Exercise: Gather all lines in the entries below that include the word "quantum".

Task input:
****************

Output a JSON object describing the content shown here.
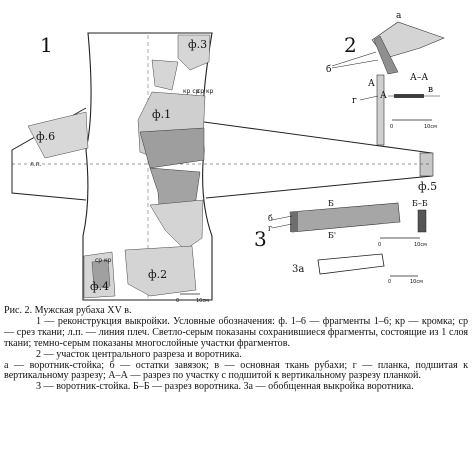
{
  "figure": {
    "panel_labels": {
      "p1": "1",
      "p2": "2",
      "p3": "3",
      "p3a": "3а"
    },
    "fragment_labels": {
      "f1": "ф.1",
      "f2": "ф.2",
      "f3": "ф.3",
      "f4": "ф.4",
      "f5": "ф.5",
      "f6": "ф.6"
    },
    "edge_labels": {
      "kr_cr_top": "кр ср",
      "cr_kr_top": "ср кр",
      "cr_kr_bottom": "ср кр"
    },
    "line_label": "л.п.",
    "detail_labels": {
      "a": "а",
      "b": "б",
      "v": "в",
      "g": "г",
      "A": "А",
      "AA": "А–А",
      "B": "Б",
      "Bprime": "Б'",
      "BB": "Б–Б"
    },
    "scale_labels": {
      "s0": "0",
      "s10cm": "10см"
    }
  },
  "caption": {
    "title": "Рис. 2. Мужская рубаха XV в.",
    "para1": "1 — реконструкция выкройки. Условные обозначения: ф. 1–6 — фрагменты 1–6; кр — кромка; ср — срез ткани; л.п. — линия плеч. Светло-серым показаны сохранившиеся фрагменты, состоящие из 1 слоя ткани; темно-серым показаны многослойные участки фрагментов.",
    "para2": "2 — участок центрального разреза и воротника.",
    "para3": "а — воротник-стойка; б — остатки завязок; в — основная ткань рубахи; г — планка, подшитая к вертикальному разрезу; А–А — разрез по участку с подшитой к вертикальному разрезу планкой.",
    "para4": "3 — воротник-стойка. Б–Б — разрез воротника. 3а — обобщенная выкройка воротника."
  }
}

****************

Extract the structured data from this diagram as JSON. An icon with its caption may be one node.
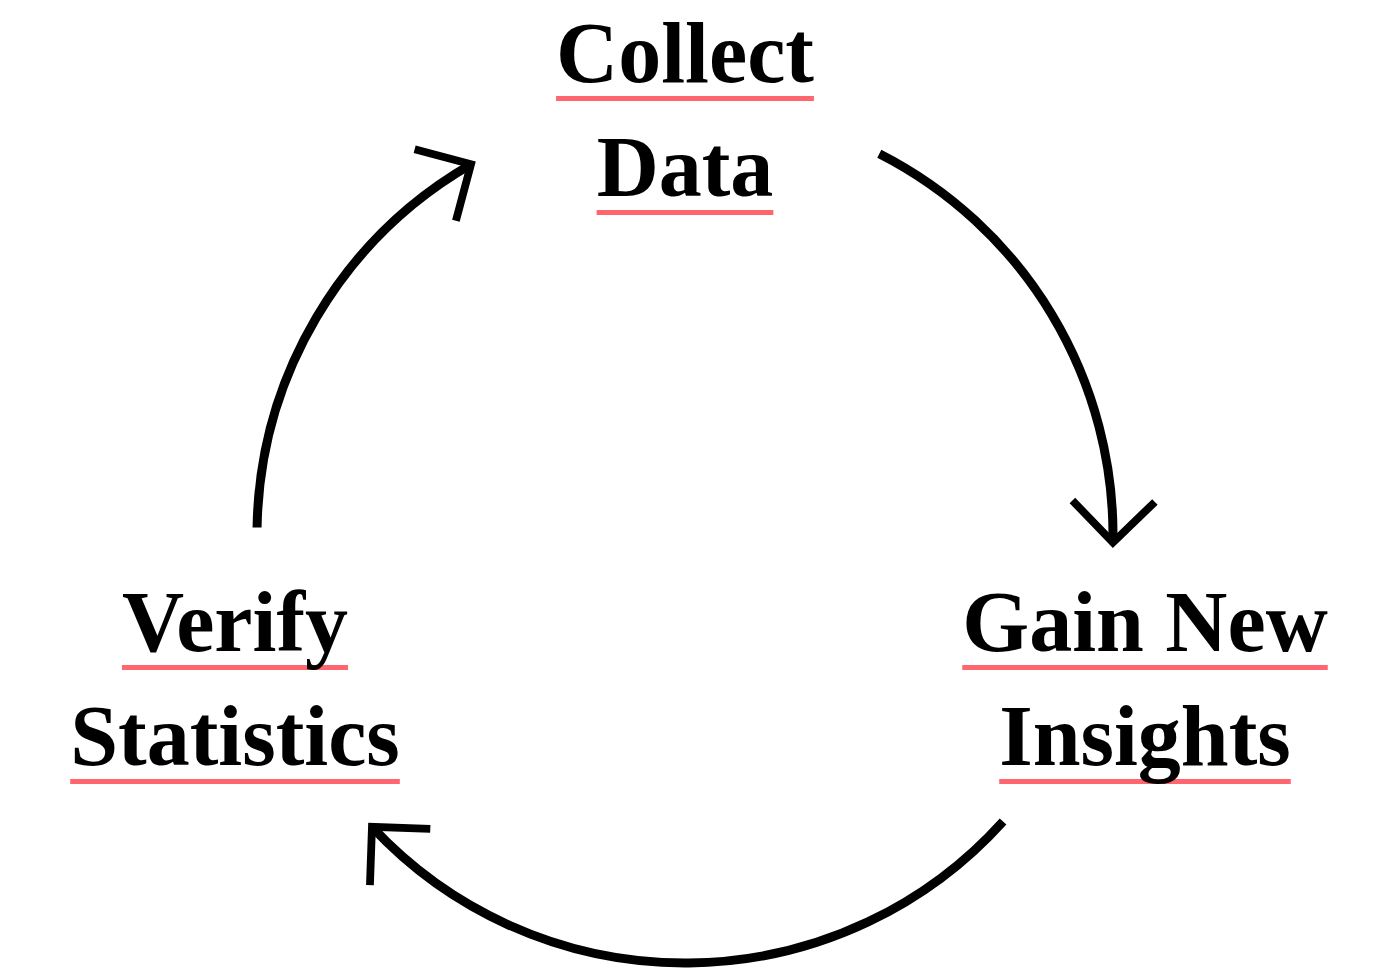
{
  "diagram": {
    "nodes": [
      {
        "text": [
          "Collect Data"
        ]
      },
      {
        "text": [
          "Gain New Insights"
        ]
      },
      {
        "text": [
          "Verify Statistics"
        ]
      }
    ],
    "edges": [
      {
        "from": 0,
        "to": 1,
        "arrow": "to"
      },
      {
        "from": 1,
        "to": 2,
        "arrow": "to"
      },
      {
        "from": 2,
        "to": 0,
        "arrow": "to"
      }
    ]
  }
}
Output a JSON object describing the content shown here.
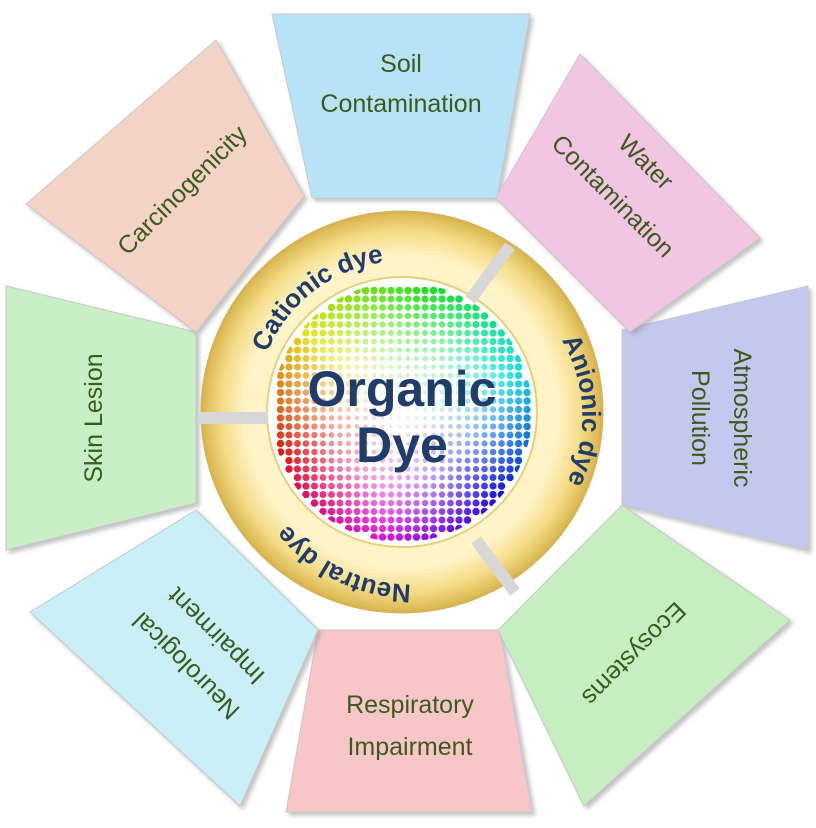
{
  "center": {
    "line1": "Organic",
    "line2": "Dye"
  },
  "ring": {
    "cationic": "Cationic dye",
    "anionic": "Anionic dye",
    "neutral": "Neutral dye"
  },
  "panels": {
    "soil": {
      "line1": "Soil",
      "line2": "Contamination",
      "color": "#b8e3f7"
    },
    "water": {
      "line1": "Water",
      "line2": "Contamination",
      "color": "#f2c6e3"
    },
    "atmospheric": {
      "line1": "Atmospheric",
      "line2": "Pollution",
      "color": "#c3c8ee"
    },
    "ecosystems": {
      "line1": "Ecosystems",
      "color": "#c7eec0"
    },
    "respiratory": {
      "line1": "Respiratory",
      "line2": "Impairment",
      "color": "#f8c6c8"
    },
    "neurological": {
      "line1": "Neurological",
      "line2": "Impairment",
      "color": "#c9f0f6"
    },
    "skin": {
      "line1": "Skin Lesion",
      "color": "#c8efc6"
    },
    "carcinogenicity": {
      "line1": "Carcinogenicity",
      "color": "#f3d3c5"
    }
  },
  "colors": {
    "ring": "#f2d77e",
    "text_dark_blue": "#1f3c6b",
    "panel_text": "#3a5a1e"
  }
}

****************

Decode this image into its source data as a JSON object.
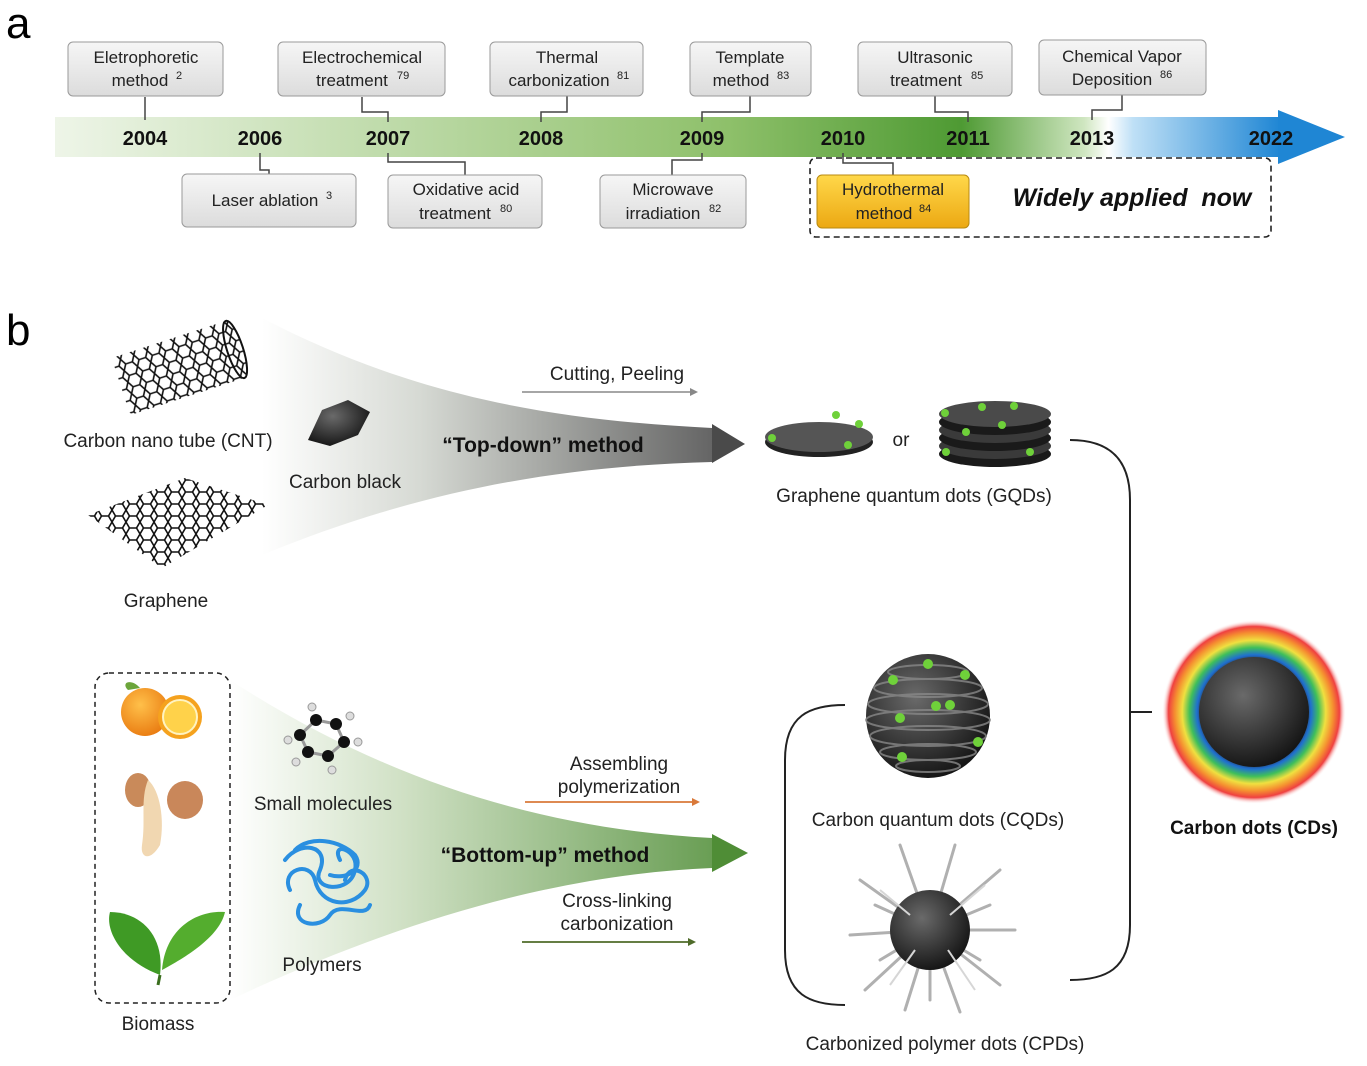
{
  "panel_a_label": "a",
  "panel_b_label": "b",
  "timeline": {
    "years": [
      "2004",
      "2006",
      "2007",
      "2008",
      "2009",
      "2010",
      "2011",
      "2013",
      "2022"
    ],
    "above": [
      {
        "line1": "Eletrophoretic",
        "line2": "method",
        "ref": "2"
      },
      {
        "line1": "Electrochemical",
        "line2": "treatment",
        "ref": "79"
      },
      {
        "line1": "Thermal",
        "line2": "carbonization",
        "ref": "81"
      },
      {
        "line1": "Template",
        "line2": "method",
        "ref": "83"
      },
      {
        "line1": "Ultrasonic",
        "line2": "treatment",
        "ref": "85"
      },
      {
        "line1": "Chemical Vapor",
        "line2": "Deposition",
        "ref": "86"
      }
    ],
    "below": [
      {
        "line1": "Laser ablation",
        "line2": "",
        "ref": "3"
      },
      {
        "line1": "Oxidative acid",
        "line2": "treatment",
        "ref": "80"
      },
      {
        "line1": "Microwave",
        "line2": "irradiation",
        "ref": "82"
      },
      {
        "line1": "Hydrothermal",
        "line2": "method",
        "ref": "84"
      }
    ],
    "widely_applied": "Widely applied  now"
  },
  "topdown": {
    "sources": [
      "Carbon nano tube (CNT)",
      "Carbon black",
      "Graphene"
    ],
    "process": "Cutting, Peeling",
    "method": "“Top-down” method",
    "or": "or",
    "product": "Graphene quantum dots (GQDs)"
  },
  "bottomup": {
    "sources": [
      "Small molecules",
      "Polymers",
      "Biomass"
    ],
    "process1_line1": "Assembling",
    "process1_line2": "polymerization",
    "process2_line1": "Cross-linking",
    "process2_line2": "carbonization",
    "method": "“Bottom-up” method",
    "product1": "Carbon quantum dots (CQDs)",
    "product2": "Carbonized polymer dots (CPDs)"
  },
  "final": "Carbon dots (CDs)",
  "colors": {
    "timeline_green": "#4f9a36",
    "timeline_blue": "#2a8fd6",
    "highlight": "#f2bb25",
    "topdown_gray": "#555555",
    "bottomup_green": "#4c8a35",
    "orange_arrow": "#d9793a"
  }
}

****************

Exercise result:
    "product": "Graphene quantum dots (GQDs)"
    "product1": "Carbon quantum dots (CQDs)",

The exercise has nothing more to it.